Records about charts and figures
---
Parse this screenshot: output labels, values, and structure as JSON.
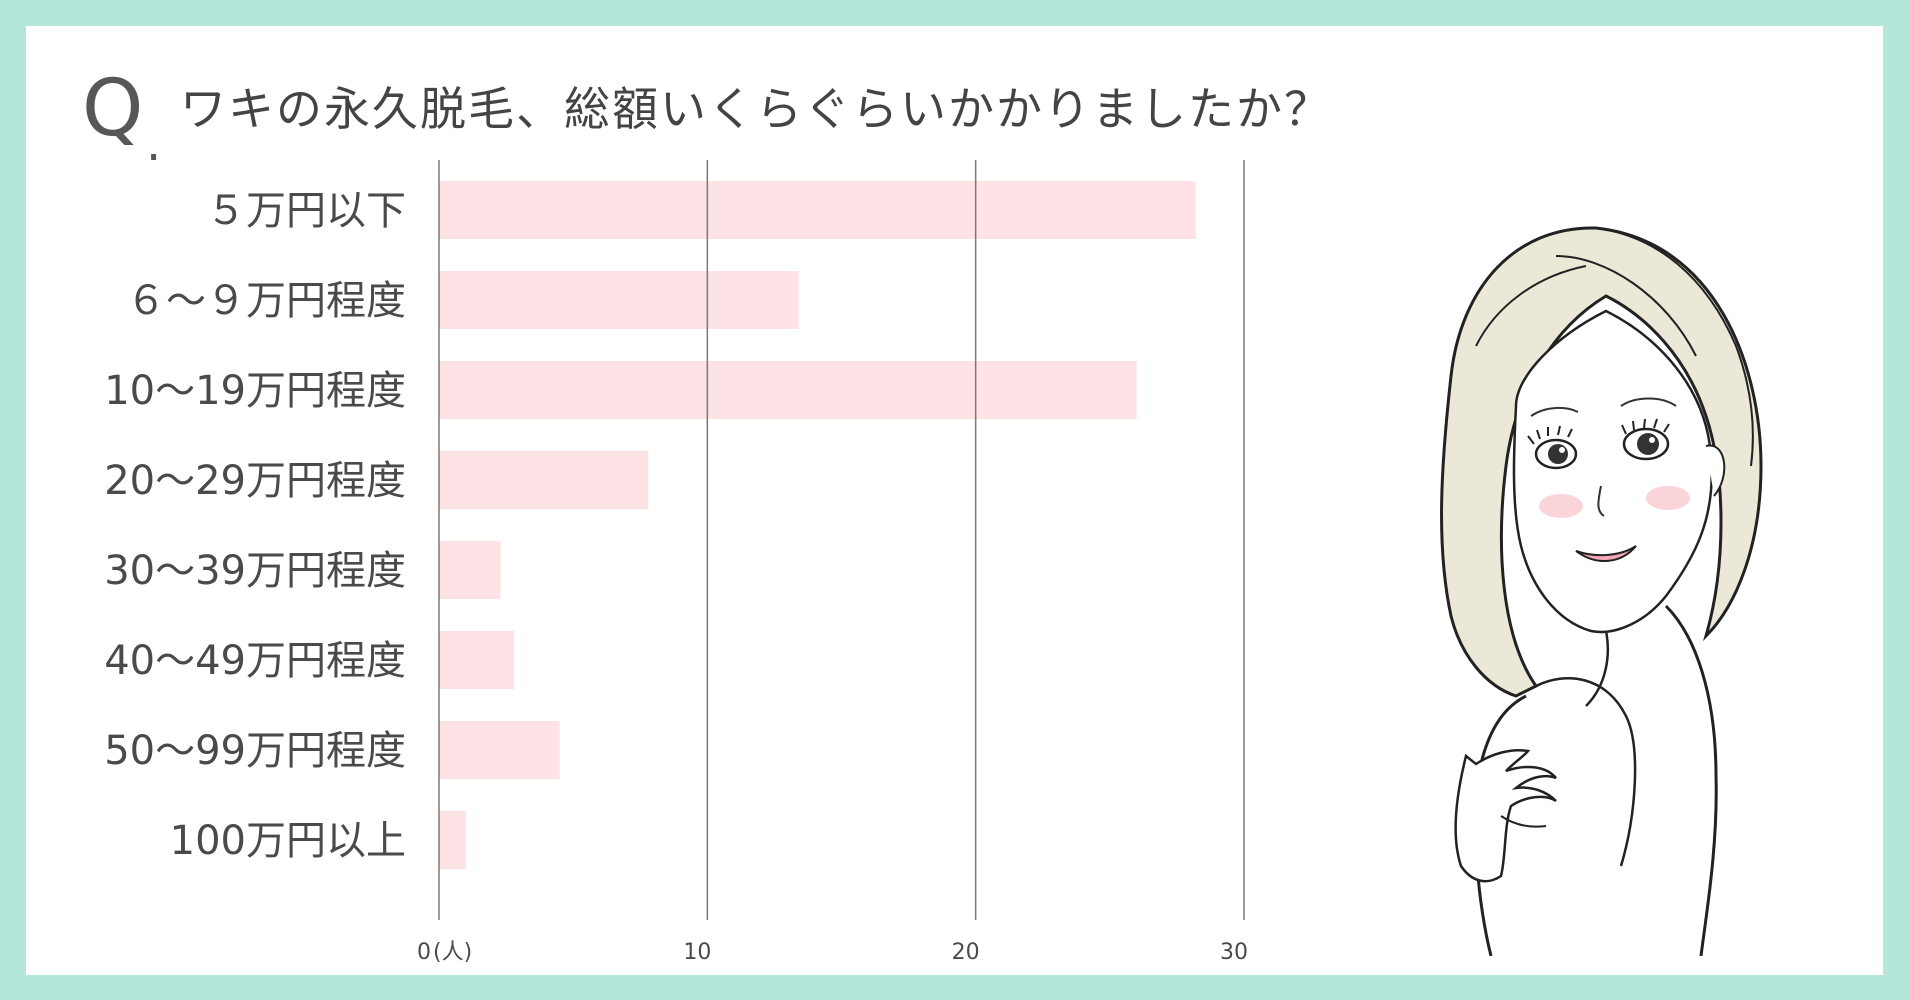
{
  "question": {
    "mark": "Q",
    "dot": ".",
    "text": "ワキの永久脱毛、総額いくらぐらいかかりましたか？"
  },
  "colors": {
    "frame": "#b5e6da",
    "bar": "#fde3e5",
    "grid": "#7a7a7a",
    "text": "#4a4a4a"
  },
  "chart_data": {
    "type": "bar",
    "orientation": "horizontal",
    "title": "ワキの永久脱毛、総額いくらぐらいかかりましたか？",
    "categories": [
      "５万円以下",
      "６～９万円程度",
      "10～19万円程度",
      "20～29万円程度",
      "30～39万円程度",
      "40～49万円程度",
      "50～99万円程度",
      "100万円以上"
    ],
    "values": [
      28.2,
      13.4,
      26,
      7.8,
      2.3,
      2.8,
      4.5,
      1
    ],
    "x_ticks": [
      "0",
      "10",
      "20",
      "30"
    ],
    "x_unit": "(人)",
    "xlim": [
      0,
      30
    ],
    "grid": true
  }
}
---
Print each line of the material above exactly, with the pictures removed from your copy.

Parse this screenshot: output labels, values, and structure as JSON.
{
  "question": {
    "mark": "Q",
    "dot": ".",
    "text": "ワキの永久脱毛、総額いくらぐらいかかりましたか？"
  },
  "colors": {
    "frame": "#b5e6da",
    "bar": "#fde3e5",
    "grid": "#7a7a7a",
    "text": "#4a4a4a"
  },
  "chart_data": {
    "type": "bar",
    "orientation": "horizontal",
    "title": "ワキの永久脱毛、総額いくらぐらいかかりましたか？",
    "categories": [
      "５万円以下",
      "６～９万円程度",
      "10～19万円程度",
      "20～29万円程度",
      "30～39万円程度",
      "40～49万円程度",
      "50～99万円程度",
      "100万円以上"
    ],
    "values": [
      28.2,
      13.4,
      26,
      7.8,
      2.3,
      2.8,
      4.5,
      1
    ],
    "x_ticks": [
      "0",
      "10",
      "20",
      "30"
    ],
    "x_unit": "(人)",
    "xlim": [
      0,
      30
    ],
    "grid": true
  }
}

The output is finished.